Transcribe every line of the records below verbatim, omitting the pictures.

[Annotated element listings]
·····

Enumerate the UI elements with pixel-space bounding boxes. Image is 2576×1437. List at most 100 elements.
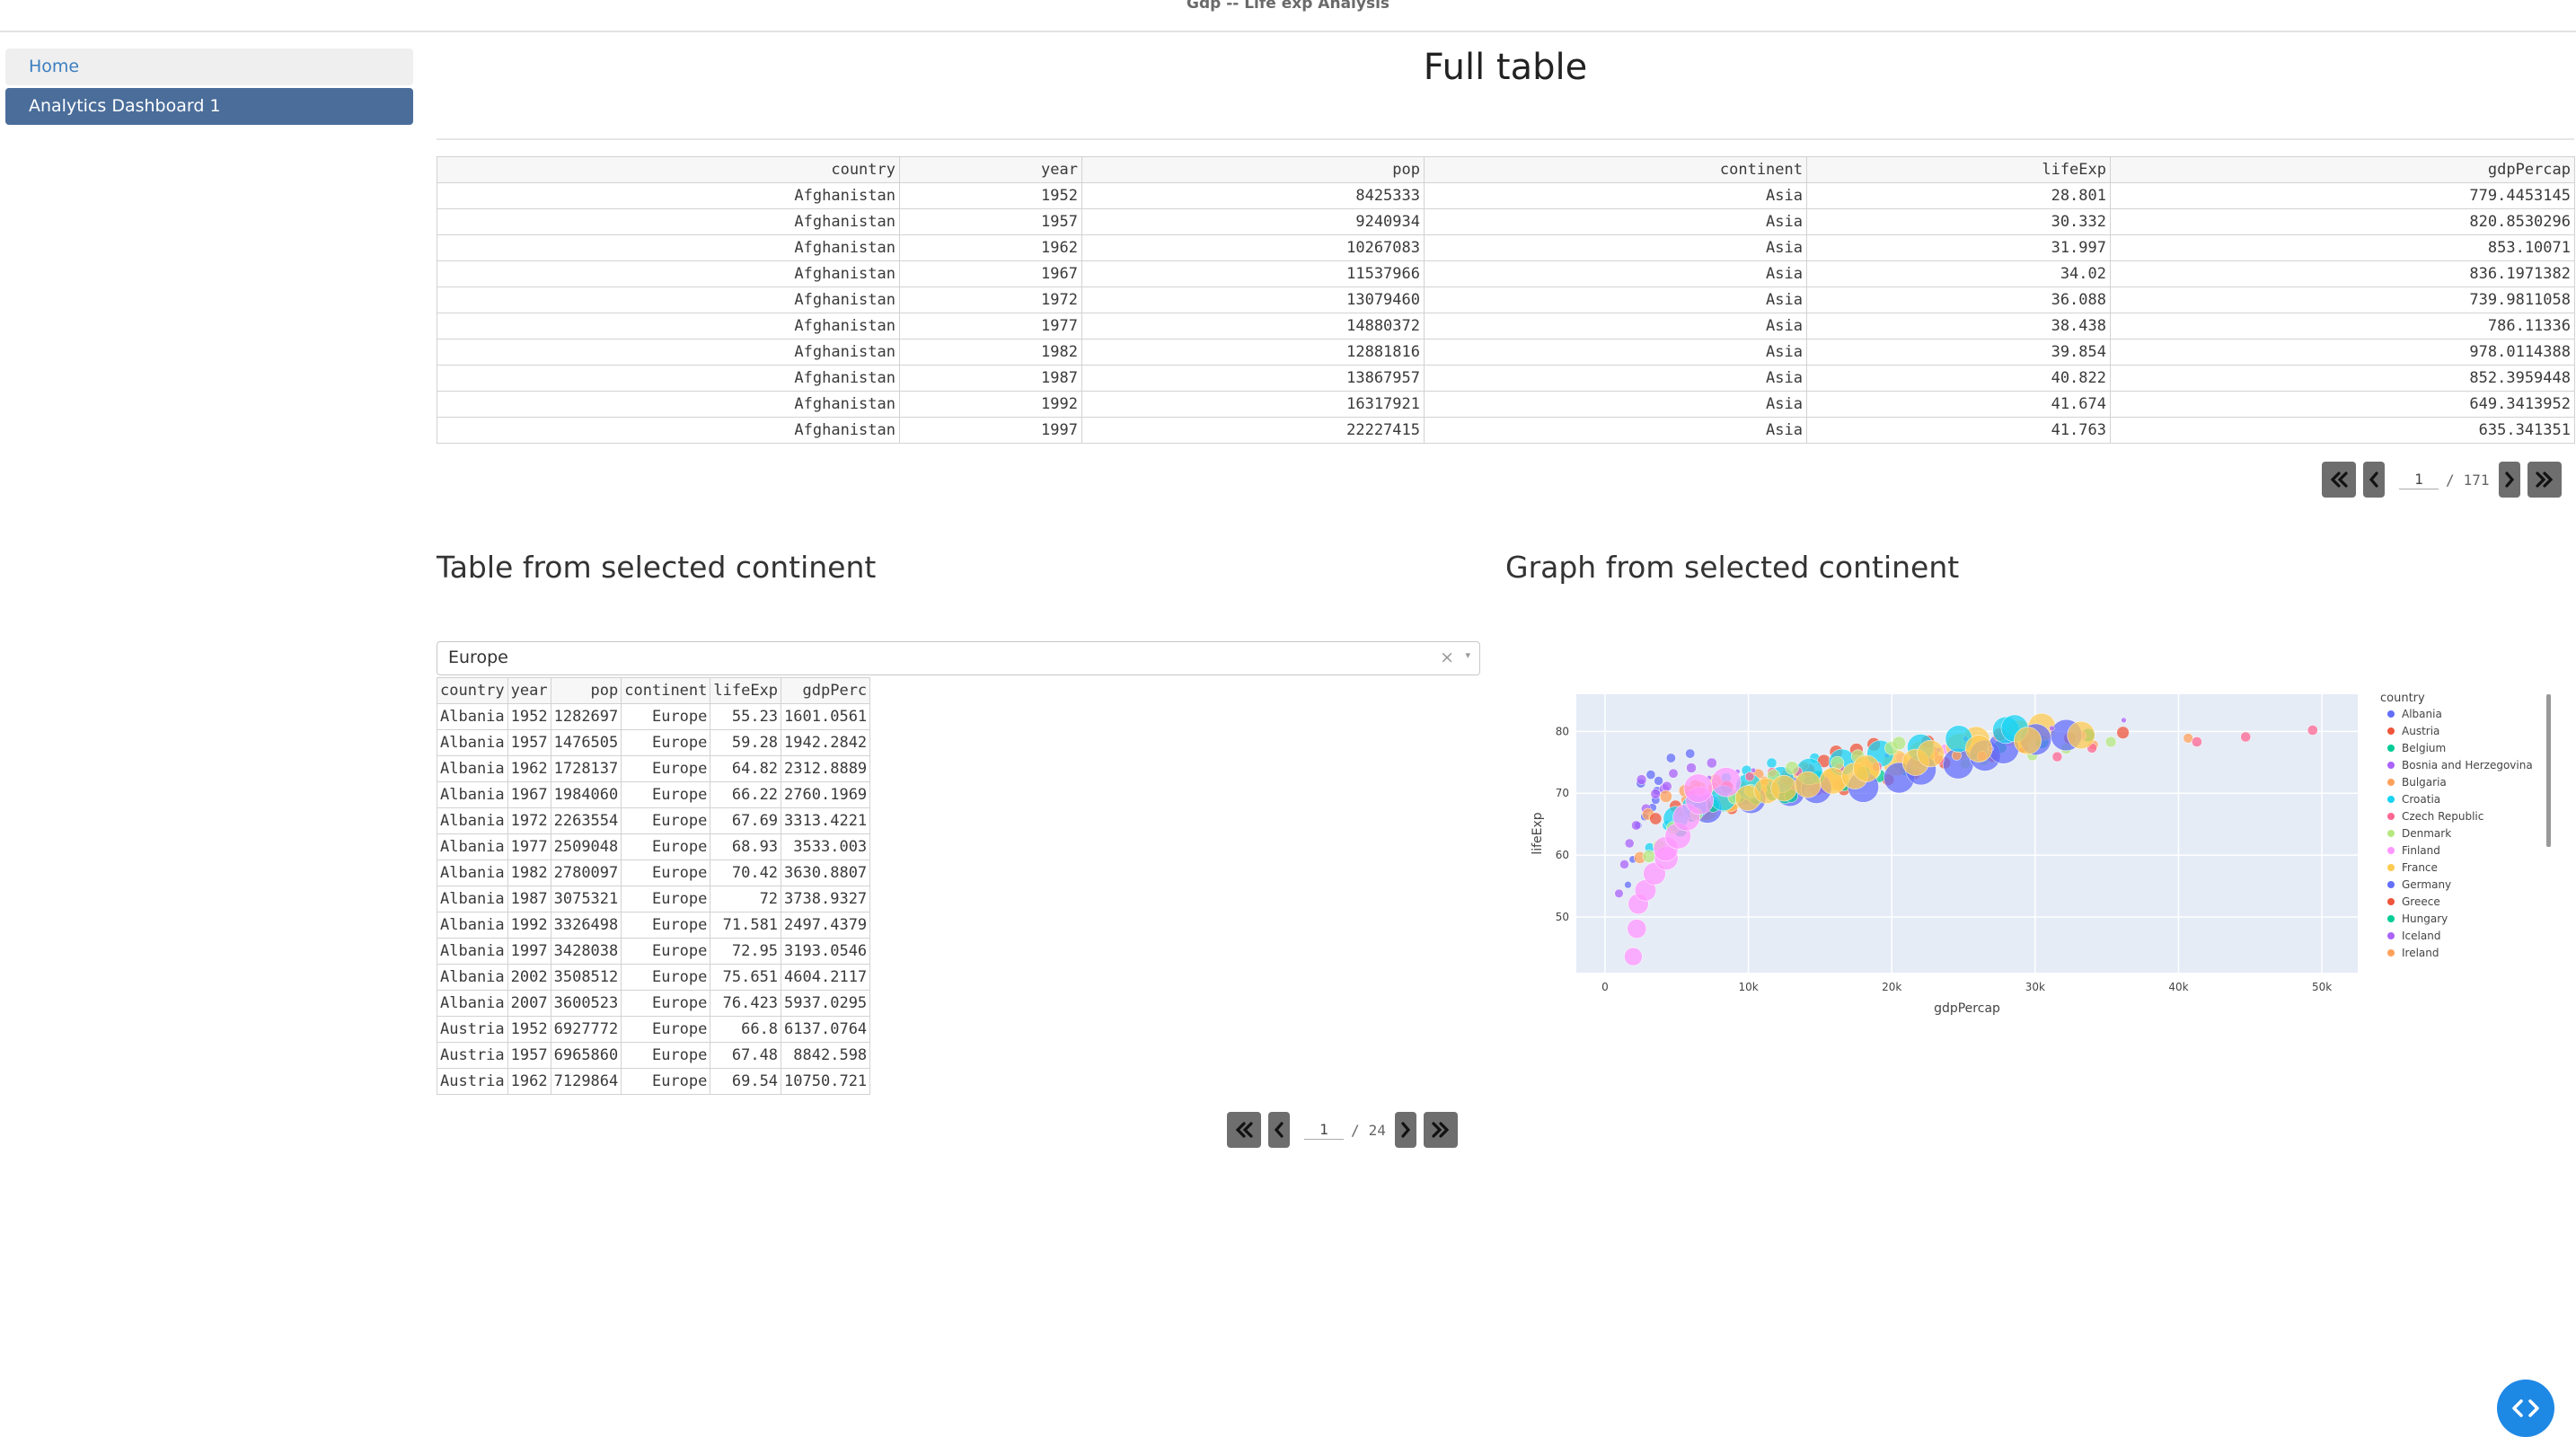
column-header[interactable]: country <box>437 677 508 704</box>
table-cell[interactable]: 39.854 <box>1806 339 2111 366</box>
table-cell[interactable]: Europe <box>621 781 711 808</box>
table-cell[interactable]: Europe <box>621 938 711 965</box>
table-cell[interactable]: 1962 <box>507 755 551 782</box>
table-cell[interactable]: Albania <box>437 781 508 808</box>
table-cell[interactable]: 7129864 <box>550 1068 622 1095</box>
table-cell[interactable]: 1982 <box>507 860 551 886</box>
sidebar-item-home[interactable]: Home <box>5 48 413 85</box>
table-cell[interactable]: 1972 <box>899 287 1082 313</box>
column-header[interactable]: lifeExp <box>710 677 782 704</box>
table-cell[interactable]: Afghanistan <box>437 260 900 287</box>
table-cell[interactable]: 4604.2117 <box>781 964 871 991</box>
column-header[interactable]: year <box>899 156 1082 183</box>
table-cell[interactable]: 59.28 <box>710 729 782 756</box>
table-cell[interactable]: Europe <box>621 1016 711 1043</box>
table-cell[interactable]: Afghanistan <box>437 287 900 313</box>
table-cell[interactable]: Afghanistan <box>437 365 900 392</box>
table-cell[interactable]: 64.82 <box>710 755 782 782</box>
table-cell[interactable]: Austria <box>437 1068 508 1095</box>
column-header[interactable]: continent <box>1424 156 1807 183</box>
table-cell[interactable]: Europe <box>621 755 711 782</box>
table-cell[interactable]: Albania <box>437 833 508 860</box>
table-cell[interactable]: 1977 <box>507 833 551 860</box>
table-cell[interactable]: Asia <box>1424 260 1807 287</box>
table-cell[interactable]: 67.48 <box>710 1042 782 1069</box>
sidebar-item-analytics-dashboard[interactable]: Analytics Dashboard 1 <box>5 88 413 125</box>
table-cell[interactable]: 3600523 <box>550 990 622 1017</box>
table-cell[interactable]: 1992 <box>899 391 1082 418</box>
first-page-button[interactable] <box>2322 462 2356 498</box>
table-cell[interactable]: Afghanistan <box>437 339 900 366</box>
table-cell[interactable]: Albania <box>437 964 508 991</box>
table-cell[interactable]: 1957 <box>899 208 1082 235</box>
table-cell[interactable]: Europe <box>621 860 711 886</box>
table-cell[interactable]: 1601.0561 <box>781 703 871 730</box>
table-cell[interactable]: Europe <box>621 990 711 1017</box>
table-cell[interactable]: 1962 <box>899 234 1082 261</box>
table-cell[interactable]: Albania <box>437 729 508 756</box>
table-cell[interactable]: 72 <box>710 886 782 912</box>
table-cell[interactable]: Austria <box>437 1016 508 1043</box>
table-cell[interactable]: Afghanistan <box>437 234 900 261</box>
table-cell[interactable]: 1992 <box>507 912 551 939</box>
table-cell[interactable]: 71.581 <box>710 912 782 939</box>
table-cell[interactable]: 8842.598 <box>781 1042 871 1069</box>
table-cell[interactable]: 786.11336 <box>2110 313 2575 339</box>
table-cell[interactable]: 635.341351 <box>2110 417 2575 444</box>
table-cell[interactable]: 22227415 <box>1081 417 1425 444</box>
table-cell[interactable]: 1962 <box>507 1068 551 1095</box>
column-header[interactable]: gdpPerc <box>781 677 871 704</box>
table-cell[interactable]: 66.22 <box>710 781 782 808</box>
table-cell[interactable]: 40.822 <box>1806 365 2111 392</box>
table-cell[interactable]: 739.9811058 <box>2110 287 2575 313</box>
table-cell[interactable]: 72.95 <box>710 938 782 965</box>
table-cell[interactable]: Asia <box>1424 339 1807 366</box>
table-cell[interactable]: 1977 <box>899 313 1082 339</box>
table-cell[interactable]: 28.801 <box>1806 182 2111 209</box>
table-cell[interactable]: 3313.4221 <box>781 807 871 834</box>
table-cell[interactable]: Albania <box>437 886 508 912</box>
table-cell[interactable]: 1997 <box>899 417 1082 444</box>
table-cell[interactable]: 2760.1969 <box>781 781 871 808</box>
table-cell[interactable]: 1982 <box>899 339 1082 366</box>
table-cell[interactable]: 1967 <box>507 781 551 808</box>
table-cell[interactable]: Albania <box>437 860 508 886</box>
table-cell[interactable]: Asia <box>1424 234 1807 261</box>
table-cell[interactable]: 34.02 <box>1806 260 2111 287</box>
table-cell[interactable]: Albania <box>437 938 508 965</box>
table-cell[interactable]: 2002 <box>507 964 551 991</box>
table-cell[interactable]: 2312.8889 <box>781 755 871 782</box>
dev-tools-button[interactable] <box>2497 1380 2554 1437</box>
table-cell[interactable]: 55.23 <box>710 703 782 730</box>
column-header[interactable]: country <box>437 156 900 183</box>
column-header[interactable]: pop <box>1081 156 1425 183</box>
previous-page-button[interactable] <box>2363 462 2385 498</box>
table-cell[interactable]: 1728137 <box>550 755 622 782</box>
column-header[interactable]: lifeExp <box>1806 156 2111 183</box>
table-cell[interactable]: 41.763 <box>1806 417 2111 444</box>
column-header[interactable]: gdpPercap <box>2110 156 2575 183</box>
table-cell[interactable]: Asia <box>1424 208 1807 235</box>
table-cell[interactable]: 2263554 <box>550 807 622 834</box>
table-cell[interactable]: 66.8 <box>710 1016 782 1043</box>
table-cell[interactable]: 2497.4379 <box>781 912 871 939</box>
table-cell[interactable]: 1984060 <box>550 781 622 808</box>
table-cell[interactable]: Afghanistan <box>437 391 900 418</box>
last-page-button[interactable] <box>2527 462 2562 498</box>
table-cell[interactable]: 30.332 <box>1806 208 2111 235</box>
column-header[interactable]: pop <box>550 677 622 704</box>
table-cell[interactable]: Europe <box>621 833 711 860</box>
table-cell[interactable]: 5937.0295 <box>781 990 871 1017</box>
table-cell[interactable]: Afghanistan <box>437 208 900 235</box>
table-cell[interactable]: Europe <box>621 1068 711 1095</box>
table-cell[interactable]: Albania <box>437 990 508 1017</box>
table-cell[interactable]: Europe <box>621 886 711 912</box>
table-cell[interactable]: 1282697 <box>550 703 622 730</box>
table-cell[interactable]: 9240934 <box>1081 208 1425 235</box>
table-cell[interactable]: 2509048 <box>550 833 622 860</box>
table-cell[interactable]: 67.69 <box>710 807 782 834</box>
table-cell[interactable]: 3630.8807 <box>781 860 871 886</box>
table-cell[interactable]: 2780097 <box>550 860 622 886</box>
table-cell[interactable]: 3508512 <box>550 964 622 991</box>
table-cell[interactable]: 852.3959448 <box>2110 365 2575 392</box>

·····

● OUTPUT FOR THIS EXERCISE:
Enumerate the UI elements with pixel-space bounding boxes. Image is 2576×1437. List at most 100 elements.
column-header[interactable]: country <box>437 677 508 704</box>
table-cell[interactable]: 39.854 <box>1806 339 2111 366</box>
table-cell[interactable]: Europe <box>621 781 711 808</box>
table-cell[interactable]: Europe <box>621 938 711 965</box>
table-cell[interactable]: 1962 <box>507 755 551 782</box>
table-cell[interactable]: Albania <box>437 781 508 808</box>
table-cell[interactable]: 7129864 <box>550 1068 622 1095</box>
table-cell[interactable]: 1982 <box>507 860 551 886</box>
sidebar-item-home[interactable]: Home <box>5 48 413 85</box>
table-cell[interactable]: 1972 <box>899 287 1082 313</box>
column-header[interactable]: lifeExp <box>710 677 782 704</box>
table-cell[interactable]: Afghanistan <box>437 260 900 287</box>
table-cell[interactable]: 4604.2117 <box>781 964 871 991</box>
column-header[interactable]: year <box>899 156 1082 183</box>
table-cell[interactable]: 59.28 <box>710 729 782 756</box>
table-cell[interactable]: Europe <box>621 1016 711 1043</box>
table-cell[interactable]: Afghanistan <box>437 287 900 313</box>
table-cell[interactable]: Afghanistan <box>437 365 900 392</box>
table-cell[interactable]: 64.82 <box>710 755 782 782</box>
table-cell[interactable]: Austria <box>437 1068 508 1095</box>
column-header[interactable]: continent <box>1424 156 1807 183</box>
table-cell[interactable]: Europe <box>621 755 711 782</box>
table-cell[interactable]: Albania <box>437 833 508 860</box>
table-cell[interactable]: 1977 <box>507 833 551 860</box>
table-cell[interactable]: Asia <box>1424 260 1807 287</box>
table-cell[interactable]: 67.48 <box>710 1042 782 1069</box>
sidebar-item-analytics-dashboard[interactable]: Analytics Dashboard 1 <box>5 88 413 125</box>
table-cell[interactable]: 3600523 <box>550 990 622 1017</box>
table-cell[interactable]: 1992 <box>899 391 1082 418</box>
first-page-button[interactable] <box>2322 462 2356 498</box>
table-cell[interactable]: Afghanistan <box>437 339 900 366</box>
table-cell[interactable]: Albania <box>437 964 508 991</box>
table-cell[interactable]: 1957 <box>899 208 1082 235</box>
table-cell[interactable]: Europe <box>621 860 711 886</box>
table-cell[interactable]: 1601.0561 <box>781 703 871 730</box>
table-cell[interactable]: Europe <box>621 990 711 1017</box>
table-cell[interactable]: 1962 <box>899 234 1082 261</box>
table-cell[interactable]: Albania <box>437 729 508 756</box>
table-cell[interactable]: 72 <box>710 886 782 912</box>
table-cell[interactable]: Austria <box>437 1016 508 1043</box>
table-cell[interactable]: Afghanistan <box>437 234 900 261</box>
table-cell[interactable]: 1992 <box>507 912 551 939</box>
table-cell[interactable]: 71.581 <box>710 912 782 939</box>
table-cell[interactable]: 8842.598 <box>781 1042 871 1069</box>
table-cell[interactable]: 786.11336 <box>2110 313 2575 339</box>
table-cell[interactable]: 635.341351 <box>2110 417 2575 444</box>
table-cell[interactable]: 22227415 <box>1081 417 1425 444</box>
table-cell[interactable]: 1962 <box>507 1068 551 1095</box>
column-header[interactable]: gdpPerc <box>781 677 871 704</box>
table-cell[interactable]: 66.22 <box>710 781 782 808</box>
table-cell[interactable]: 40.822 <box>1806 365 2111 392</box>
table-cell[interactable]: 739.9811058 <box>2110 287 2575 313</box>
table-cell[interactable]: 72.95 <box>710 938 782 965</box>
table-cell[interactable]: Asia <box>1424 339 1807 366</box>
table-cell[interactable]: 1977 <box>899 313 1082 339</box>
table-cell[interactable]: 28.801 <box>1806 182 2111 209</box>
table-cell[interactable]: 3313.4221 <box>781 807 871 834</box>
table-cell[interactable]: Albania <box>437 886 508 912</box>
table-cell[interactable]: 1997 <box>899 417 1082 444</box>
table-cell[interactable]: 2760.1969 <box>781 781 871 808</box>
table-cell[interactable]: 1982 <box>899 339 1082 366</box>
table-cell[interactable]: 1967 <box>507 781 551 808</box>
table-cell[interactable]: Albania <box>437 860 508 886</box>
table-cell[interactable]: Asia <box>1424 234 1807 261</box>
table-cell[interactable]: 34.02 <box>1806 260 2111 287</box>
table-cell[interactable]: Albania <box>437 938 508 965</box>
table-cell[interactable]: 2002 <box>507 964 551 991</box>
table-cell[interactable]: 2312.8889 <box>781 755 871 782</box>
dev-tools-button[interactable] <box>2497 1380 2554 1437</box>
table-cell[interactable]: 55.23 <box>710 703 782 730</box>
column-header[interactable]: country <box>437 156 900 183</box>
column-header[interactable]: pop <box>1081 156 1425 183</box>
previous-page-button[interactable] <box>2363 462 2385 498</box>
table-cell[interactable]: 1728137 <box>550 755 622 782</box>
column-header[interactable]: lifeExp <box>1806 156 2111 183</box>
table-cell[interactable]: 41.763 <box>1806 417 2111 444</box>
column-header[interactable]: gdpPercap <box>2110 156 2575 183</box>
table-cell[interactable]: Asia <box>1424 208 1807 235</box>
table-cell[interactable]: 2263554 <box>550 807 622 834</box>
table-cell[interactable]: 66.8 <box>710 1016 782 1043</box>
table-cell[interactable]: 2497.4379 <box>781 912 871 939</box>
table-cell[interactable]: 1984060 <box>550 781 622 808</box>
table-cell[interactable]: Afghanistan <box>437 391 900 418</box>
last-page-button[interactable] <box>2527 462 2562 498</box>
table-cell[interactable]: 30.332 <box>1806 208 2111 235</box>
column-header[interactable]: pop <box>550 677 622 704</box>
table-cell[interactable]: Europe <box>621 833 711 860</box>
table-cell[interactable]: 5937.0295 <box>781 990 871 1017</box>
table-cell[interactable]: Afghanistan <box>437 208 900 235</box>
table-cell[interactable]: Europe <box>621 1068 711 1095</box>
table-cell[interactable]: Albania <box>437 990 508 1017</box>
table-cell[interactable]: Europe <box>621 886 711 912</box>
table-cell[interactable]: 1282697 <box>550 703 622 730</box>
table-cell[interactable]: 9240934 <box>1081 208 1425 235</box>
table-cell[interactable]: 2509048 <box>550 833 622 860</box>
table-cell[interactable]: 67.69 <box>710 807 782 834</box>
table-cell[interactable]: 3630.8807 <box>781 860 871 886</box>
table-cell[interactable]: 2780097 <box>550 860 622 886</box>
table-cell[interactable]: 3508512 <box>550 964 622 991</box>
table-cell[interactable]: 852.3959448 <box>2110 365 2575 392</box>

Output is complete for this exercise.